Teks Halaman:
Banalitas Kampanye Politik Televisi

Sugeng Winarno

Sugeng Winarno

Oleh :
Sugeng Winarno
Dosen Ilmu Komunikasi FISIP Universitas Muhammadiyah Malang
Pada pekan pertama kampanye politik sudah diwarnai banyak kecurangan. Beragam pelanggaran terjadi tidak hanya lewat kampanye rapat terbuka, tetapi di layar televisi juga terjadi dominasi iklan politik para pemilik media. Kampanye melalui iklan dan berita politik muncul secara tidak proporsional. Telah terjadi banalitas kampanye politik lewat televisi.
Media massa yang idealnya bisa digunakan sebagai sarana pendidikan politik justru disalahgunakan. Prinsip independensi, netralitas dan proporsionalitas telah digadaikan oleh beberapa pelaku media. Bahkan ada indikasi kuat ruang redaksi (newsroom) di beberapa media sudah tidak steril lagi. Para politisi yang sekaligus pemilik media telah mempertontonkan keperkasaannya.

Butir Data:
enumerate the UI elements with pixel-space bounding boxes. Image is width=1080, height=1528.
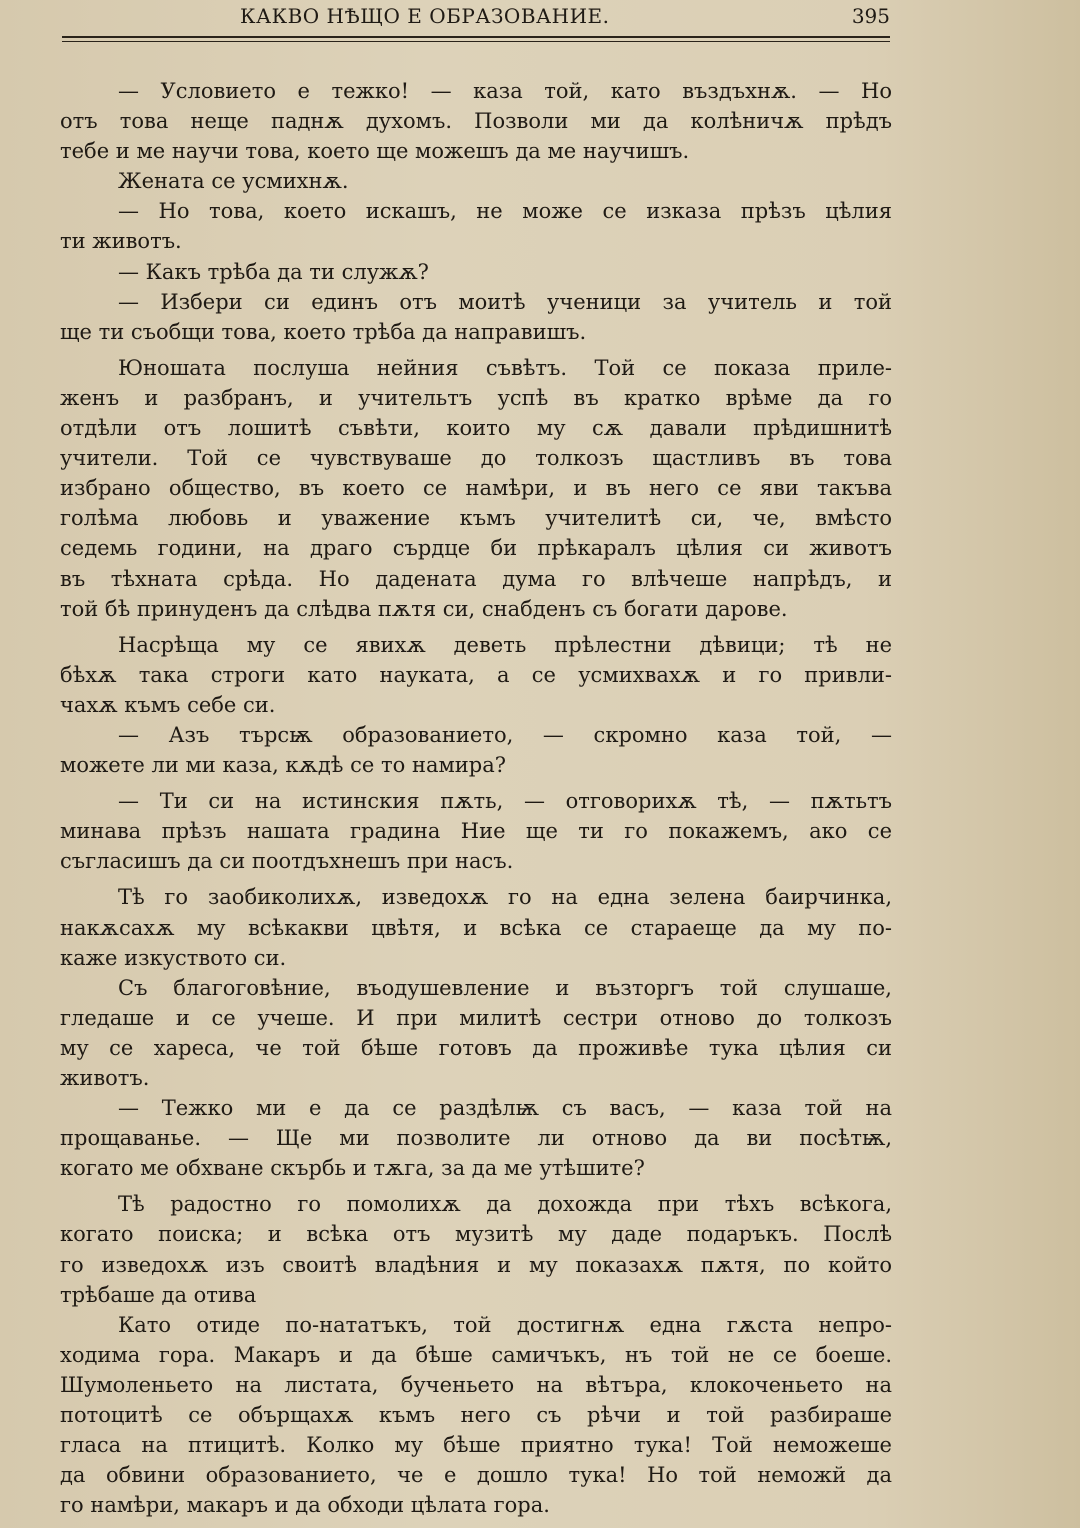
text-line: животъ. xyxy=(60,1066,150,1090)
header-rule-thin xyxy=(62,41,890,42)
text-line: бѣхѫ така строги като науката, а се усмихвахѫ и го привли- xyxy=(60,662,892,687)
text-line: Насрѣща му се явихѫ деветь прѣлестни дѣвици; тѣ не xyxy=(118,632,892,657)
text-line: Жената се усмихнѫ. xyxy=(118,169,349,194)
text-line: когато ме обхване скърбь и тѫга, за да ме утѣшите? xyxy=(60,1156,645,1181)
text-line: потоцитѣ се обърщахѫ къмъ него съ рѣчи и той разбираше xyxy=(60,1403,892,1428)
text-line: — Условието е тежко! — каза той, като въздъхнѫ. — Но xyxy=(118,79,892,103)
text-line: съгласишъ да си поотдъхнешъ при насъ. xyxy=(60,849,514,874)
text-line: отдѣли отъ лошитѣ съвѣти, които му сѫ давали прѣдишнитѣ xyxy=(60,416,892,441)
text-line: накѫсахѫ му всѣкакви цвѣтя, и всѣка се стараеще да му по- xyxy=(60,915,892,940)
text-line: го намѣри, макаръ и да обходи цѣлата гора. xyxy=(60,1493,550,1518)
text-line: избрано общество, въ което се намѣри, и въ него се яви такъва xyxy=(60,476,892,501)
text-line: — Но това, което искашъ, не може се изказа прѣзъ цѣлия xyxy=(118,199,892,224)
text-line: той бѣ принуденъ да слѣдва пѫтя си, снабденъ съ богати дарове. xyxy=(60,596,788,621)
text-line: когато поиска; и всѣка отъ музитѣ му даде подаръкъ. Послѣ xyxy=(60,1222,892,1247)
text-line: чахѫ къмъ себе си. xyxy=(60,692,276,717)
text-line: Юношата послуша нейния съвѣтъ. Той се показа приле- xyxy=(118,355,892,380)
text-line: тебе и ме научи това, което ще можешъ да ме научишъ. xyxy=(60,139,690,164)
text-line: прощаванье. — Ще ми позволите ли отново да ви посѣтѭ, xyxy=(60,1126,892,1151)
text-line: — Азъ търсѭ образованието, — скромно каза той, — xyxy=(118,722,892,747)
text-line: гледаше и се учеше. И при милитѣ сестри отново до толкозъ xyxy=(60,1005,892,1030)
text-line: Шумоленьето на листата, бученьето на вѣтъра, клокоченьето на xyxy=(60,1372,892,1397)
text-line: — Тежко ми е да се раздѣлѭ съ васъ, — каза той на xyxy=(118,1096,892,1121)
running-header xyxy=(62,4,890,32)
text-line: ще ти съобщи това, което трѣба да направишъ. xyxy=(60,319,587,344)
text-line: можете ли ми каза, кѫдѣ се то намира? xyxy=(60,753,507,778)
text-line: ти животъ. xyxy=(60,229,182,254)
text-line: минава прѣзъ нашата градина Ние ще ти го покажемъ, ако се xyxy=(60,819,892,844)
text-line: голѣма любовь и уважение къмъ учителитѣ си, че, вмѣсто xyxy=(60,506,892,531)
body-text xyxy=(60,76,892,1520)
text-line: седемь години, на драго сърдце би прѣкаралъ цѣлия си животъ xyxy=(60,536,892,561)
running-title: КАКВО НѢЩО Е ОБРАЗОВАНИЕ. xyxy=(240,4,610,28)
text-line: го изведохѫ изъ своитѣ владѣния и му показахѫ пѫтя, по който xyxy=(60,1252,892,1277)
text-line: ходима гора. Макаръ и да бѣше самичъкъ, нъ той не се боеше. xyxy=(60,1342,892,1367)
text-line: гласа на птицитѣ. Колко му бѣше приятно тука! Той неможеше xyxy=(60,1433,892,1458)
text-line: му се хареса, че той бѣше готовъ да проживѣе тука цѣлия си xyxy=(60,1035,892,1060)
text-line: каже изкуството си. xyxy=(60,945,287,970)
text-line: — Ти си на истинския пѫть, — отговорихѫ тѣ, — пѫтьтъ xyxy=(118,789,892,814)
text-line: Тѣ го заобиколихѫ, изведохѫ го на една зелена баирчинка, xyxy=(118,885,892,910)
header-rule xyxy=(62,36,890,38)
text-line: въ тѣхната срѣда. Но дадената дума го влѣчеше напрѣдъ, и xyxy=(60,566,892,591)
text-line: — Какъ трѣба да ти служѫ? xyxy=(118,259,429,284)
text-line: отъ това неще паднѫ духомъ. Позволи ми да колѣничѫ прѣдъ xyxy=(60,109,892,134)
text-line: Тѣ радостно го помолихѫ да дохожда при тѣхъ всѣкога, xyxy=(118,1192,892,1217)
text-line: трѣбаше да отива xyxy=(60,1282,257,1307)
text-line: Съ благоговѣние, въодушевление и възторгъ той слушаше, xyxy=(118,975,892,1000)
page-number: 395 xyxy=(851,4,890,28)
text-line: женъ и разбранъ, и учительтъ успѣ въ кратко врѣме да го xyxy=(60,385,892,410)
text-line: — Избери си единъ отъ моитѣ ученици за учитель и той xyxy=(118,289,892,314)
text-line: да обвини образованието, че е дошло тука! Но той неможй да xyxy=(60,1463,892,1488)
text-line: Като отиде по-нататъкъ, той достигнѫ една гѫста непро- xyxy=(118,1312,892,1337)
text-line: учители. Той се чувствуваше до толкозъ щастливъ въ това xyxy=(60,446,892,471)
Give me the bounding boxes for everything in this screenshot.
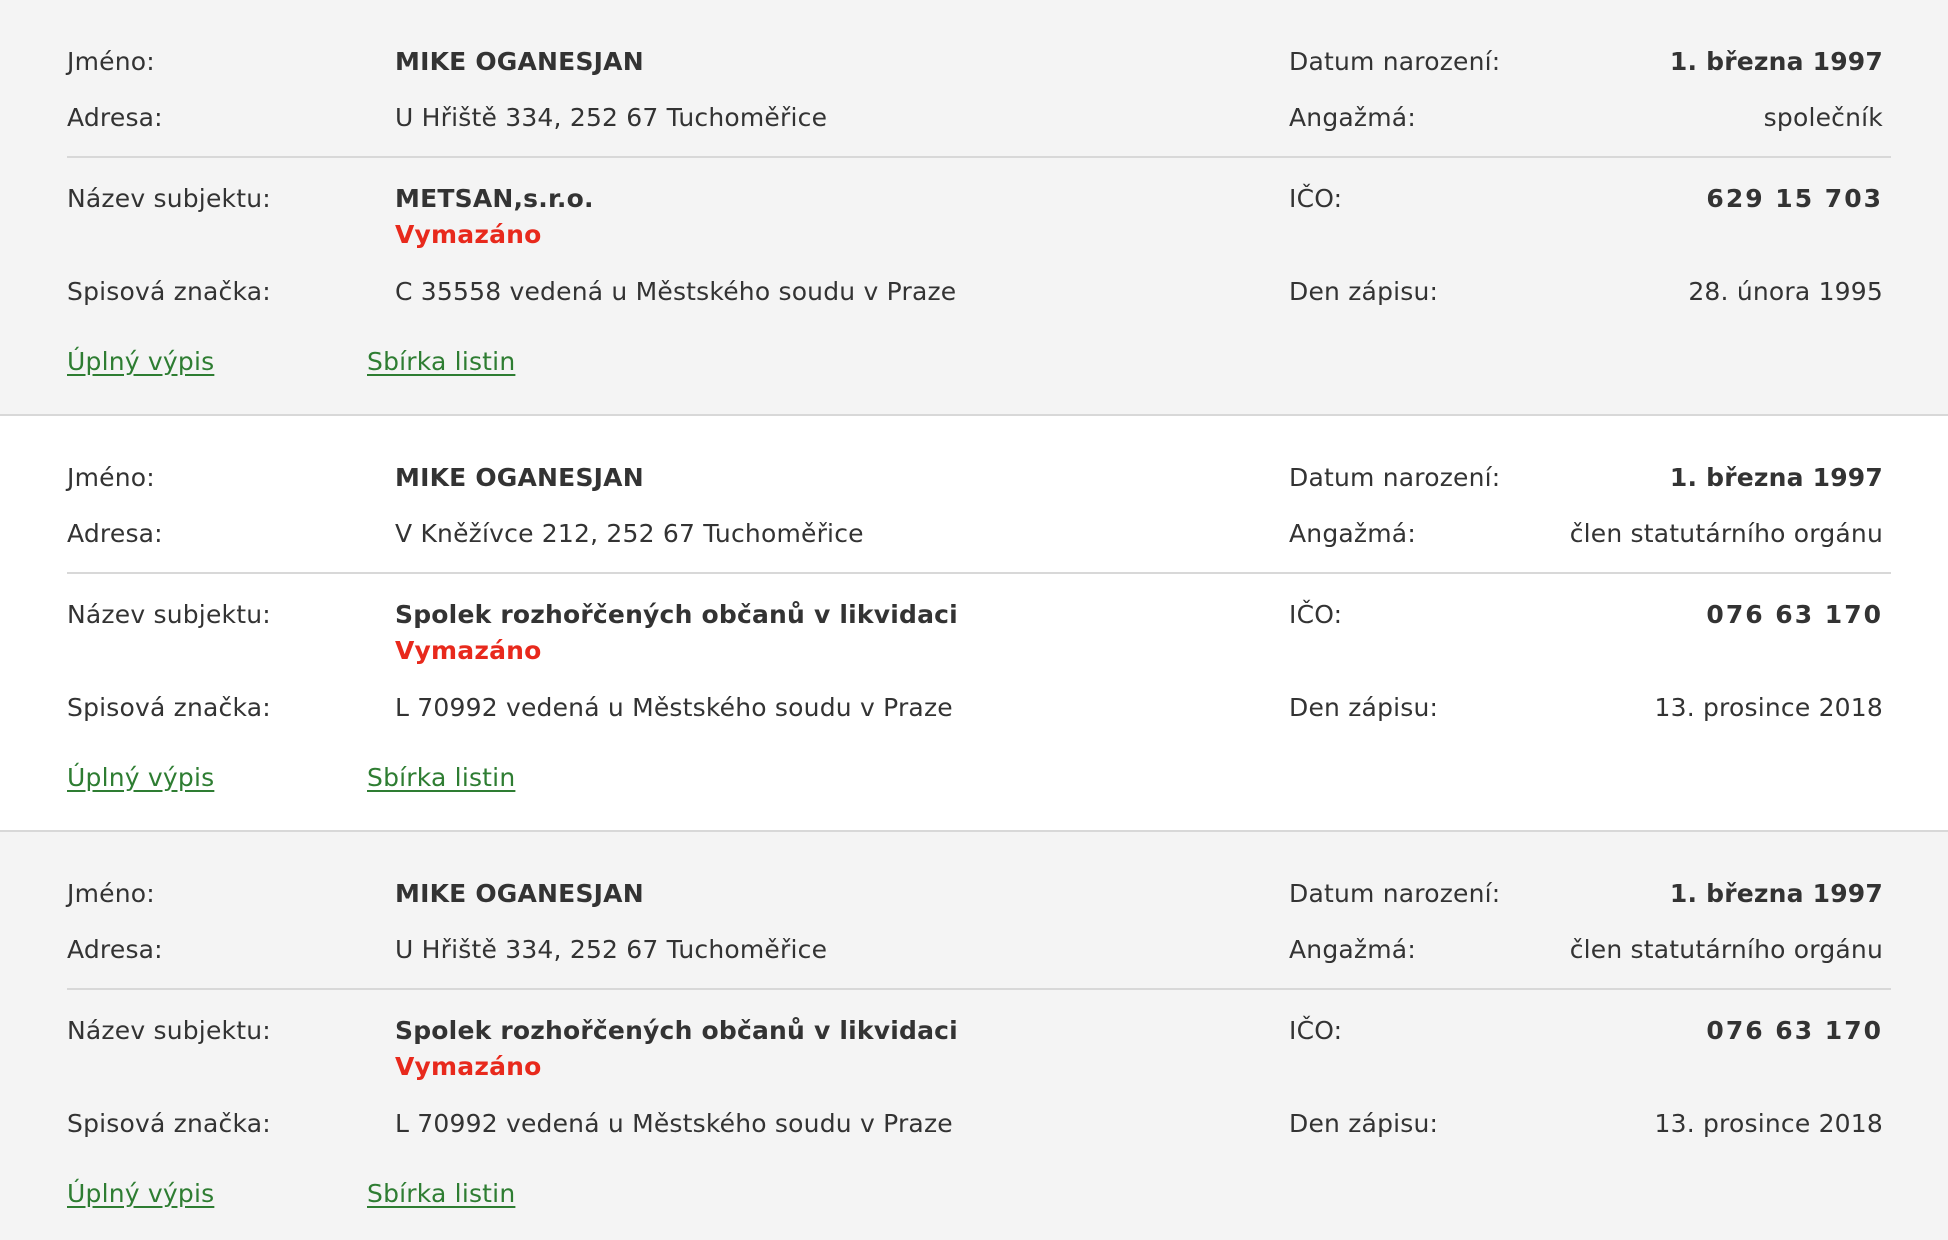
registration-date-value: 13. prosince 2018: [1654, 693, 1883, 722]
subject-name-value: METSAN,s.r.o.: [395, 184, 594, 213]
subject-name-label: Název subjektu:: [67, 1016, 271, 1045]
address-value: U Hřiště 334, 252 67 Tuchoměřice: [395, 935, 828, 964]
ico-value: 076 63 170: [1706, 1016, 1883, 1045]
engagement-value: člen statutárního orgánu: [1569, 519, 1883, 548]
record-divider: [67, 988, 1891, 990]
file-mark-label: Spisová značka:: [67, 277, 271, 306]
ico-label: IČO:: [1289, 1016, 1343, 1045]
full-extract-link[interactable]: Úplný výpis: [67, 1179, 215, 1208]
full-extract-link[interactable]: Úplný výpis: [67, 347, 215, 376]
birth-date-label: Datum narození:: [1289, 463, 1501, 492]
full-extract-link[interactable]: Úplný výpis: [67, 763, 215, 792]
address-label: Adresa:: [67, 519, 163, 548]
result-record: [0, 832, 1948, 1240]
birth-date-value: 1. března 1997: [1669, 463, 1883, 492]
registration-date-value: 13. prosince 2018: [1654, 1109, 1883, 1138]
person-name: MIKE OGANESJAN: [395, 47, 644, 76]
birth-date-value: 1. března 1997: [1669, 47, 1883, 76]
engagement-label: Angažmá:: [1289, 103, 1416, 132]
subject-name-label: Název subjektu:: [67, 600, 271, 629]
status-badge: Vymazáno: [395, 220, 542, 249]
subject-name-value: Spolek rozhořčených občanů v likvidaci: [395, 600, 958, 629]
ico-value: 629 15 703: [1706, 184, 1883, 213]
record-divider: [67, 156, 1891, 158]
address-label: Adresa:: [67, 935, 163, 964]
registration-date-label: Den zápisu:: [1289, 277, 1439, 306]
engagement-label: Angažmá:: [1289, 935, 1416, 964]
person-name: MIKE OGANESJAN: [395, 879, 644, 908]
document-collection-link[interactable]: Sbírka listin: [367, 763, 516, 792]
document-collection-link[interactable]: Sbírka listin: [367, 347, 516, 376]
result-record: [0, 416, 1948, 832]
address-label: Adresa:: [67, 103, 163, 132]
file-mark-value: L 70992 vedená u Městského soudu v Praze: [395, 693, 953, 722]
status-badge: Vymazáno: [395, 1052, 542, 1081]
ico-value: 076 63 170: [1706, 600, 1883, 629]
birth-date-value: 1. března 1997: [1669, 879, 1883, 908]
name-label: Jméno:: [67, 879, 155, 908]
engagement-value: člen statutárního orgánu: [1569, 935, 1883, 964]
file-mark-value: C 35558 vedená u Městského soudu v Praze: [395, 277, 957, 306]
registration-date-value: 28. února 1995: [1688, 277, 1883, 306]
name-label: Jméno:: [67, 47, 155, 76]
ico-label: IČO:: [1289, 600, 1343, 629]
engagement-value: společník: [1763, 103, 1883, 132]
engagement-label: Angažmá:: [1289, 519, 1416, 548]
name-label: Jméno:: [67, 463, 155, 492]
record-divider: [67, 572, 1891, 574]
address-value: U Hřiště 334, 252 67 Tuchoměřice: [395, 103, 828, 132]
registration-date-label: Den zápisu:: [1289, 693, 1439, 722]
subject-name-label: Název subjektu:: [67, 184, 271, 213]
result-record: [0, 0, 1948, 416]
subject-name-value: Spolek rozhořčených občanů v likvidaci: [395, 1016, 958, 1045]
file-mark-label: Spisová značka:: [67, 1109, 271, 1138]
registration-date-label: Den zápisu:: [1289, 1109, 1439, 1138]
birth-date-label: Datum narození:: [1289, 47, 1501, 76]
person-name: MIKE OGANESJAN: [395, 463, 644, 492]
file-mark-label: Spisová značka:: [67, 693, 271, 722]
ico-label: IČO:: [1289, 184, 1343, 213]
birth-date-label: Datum narození:: [1289, 879, 1501, 908]
document-collection-link[interactable]: Sbírka listin: [367, 1179, 516, 1208]
file-mark-value: L 70992 vedená u Městského soudu v Praze: [395, 1109, 953, 1138]
address-value: V Kněžívce 212, 252 67 Tuchoměřice: [395, 519, 864, 548]
status-badge: Vymazáno: [395, 636, 542, 665]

Daftar Soal:
(a) Tuliskan tanpa perubahan bagian tulisan tentang kampanye politik televisi dari "Media massa yang" sampai "telah mempertontonkan keperkasaannya.".
(b) Teruskan tulisan tentang kampanye politik televisi, dimulai sesudah kalimat terakhirnya.

Jawaban Tiap Soal:
(a)
Media massa yang idealnya bisa digunakan sebagai sarana pendidikan politik justru disalahgunakan. Prinsip independensi, netralitas dan proporsionalitas telah digadaikan oleh beberapa pelaku media. Bahkan ada indikasi kuat ruang redaksi (newsroom) di beberapa media sudah tidak steril lagi. Para politisi yang sekaligus pemilik media telah mempertontonkan keperkasaannya.

(b)
Relasi antara pemilik media (media proprietor) dan masyarakat penonton memang tidak berimbang. Para pemilik media di negeri ini teramat perkasa, sementara di sisi lain tingkat pemahaman, kesadaran dan kepedulian masyarakat pada praktik media yang menyimpang masih sangat rendah. Lebih buruknya lagi, banyak pihak yang mengamini saja terhadap beberapa kecurangan yang dimainkan media, terutama dalam masa kampanye sekarang.
Rentetan pelanggaran kampanye politik di televisi sebenarnya sudah cukup lama terjadi, bahkan jauh sebelum waktu kampanye secara resmi dimulai.  Komisi Penyiaran Indonesia (KPI) sebagai institusi yang mengurusi lembaga penyiaran di Indonesia sepertinya belum bekerja optimal. Selama ini teguran, peringatan, dan sangsi KPI tidak cukup bertaji. Buktinya hingga sekarang tayangan kecurangan kampanye masih sering muncul di televisi.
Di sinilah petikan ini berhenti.